▶ WHAT YOU WILL DO: Across the listing below, count the lines that mention the string "this". Reply with the figure only.

▶ RECORDS SHOWN:

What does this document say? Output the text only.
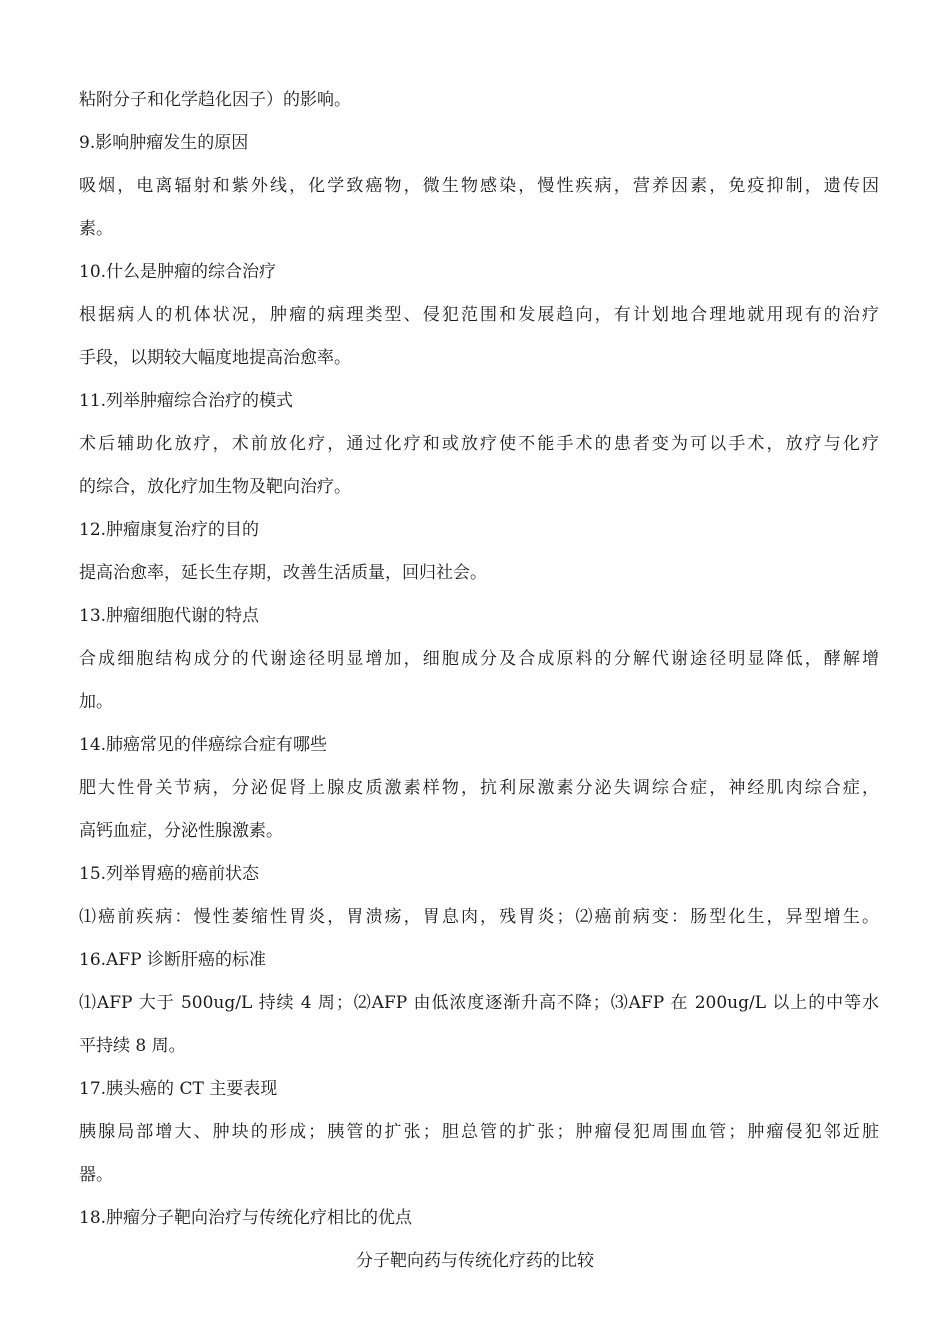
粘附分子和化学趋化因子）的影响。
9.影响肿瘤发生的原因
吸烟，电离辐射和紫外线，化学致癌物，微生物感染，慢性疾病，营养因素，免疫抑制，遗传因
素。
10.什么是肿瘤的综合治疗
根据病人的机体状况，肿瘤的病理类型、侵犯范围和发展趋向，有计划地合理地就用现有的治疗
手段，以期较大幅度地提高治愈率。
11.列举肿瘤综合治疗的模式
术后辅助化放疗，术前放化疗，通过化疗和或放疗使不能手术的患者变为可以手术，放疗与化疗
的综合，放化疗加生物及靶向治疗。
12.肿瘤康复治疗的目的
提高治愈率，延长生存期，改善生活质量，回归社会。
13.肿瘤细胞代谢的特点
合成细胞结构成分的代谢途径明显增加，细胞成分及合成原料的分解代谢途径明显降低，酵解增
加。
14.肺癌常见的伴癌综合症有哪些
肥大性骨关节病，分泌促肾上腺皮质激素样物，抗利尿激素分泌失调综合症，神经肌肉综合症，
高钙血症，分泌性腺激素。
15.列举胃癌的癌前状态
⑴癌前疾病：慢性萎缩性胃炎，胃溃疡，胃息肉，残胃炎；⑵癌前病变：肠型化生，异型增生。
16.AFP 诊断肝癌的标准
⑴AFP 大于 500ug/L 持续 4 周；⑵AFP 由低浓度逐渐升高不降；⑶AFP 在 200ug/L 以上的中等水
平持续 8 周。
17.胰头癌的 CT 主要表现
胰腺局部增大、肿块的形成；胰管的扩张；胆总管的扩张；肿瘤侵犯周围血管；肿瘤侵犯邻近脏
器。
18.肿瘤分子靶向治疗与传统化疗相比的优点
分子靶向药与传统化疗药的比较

--

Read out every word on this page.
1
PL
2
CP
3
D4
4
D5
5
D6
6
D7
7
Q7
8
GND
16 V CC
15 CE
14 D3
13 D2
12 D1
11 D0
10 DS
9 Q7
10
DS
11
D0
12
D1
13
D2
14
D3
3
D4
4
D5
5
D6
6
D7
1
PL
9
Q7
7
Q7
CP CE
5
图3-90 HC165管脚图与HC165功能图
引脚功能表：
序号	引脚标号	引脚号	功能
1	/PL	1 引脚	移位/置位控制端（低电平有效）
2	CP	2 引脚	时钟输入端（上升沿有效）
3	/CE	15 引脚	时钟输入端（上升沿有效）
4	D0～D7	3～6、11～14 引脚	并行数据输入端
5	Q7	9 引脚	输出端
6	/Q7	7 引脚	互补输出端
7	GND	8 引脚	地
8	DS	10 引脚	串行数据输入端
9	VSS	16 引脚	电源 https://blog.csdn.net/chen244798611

▶ FULL SOLUTION: 2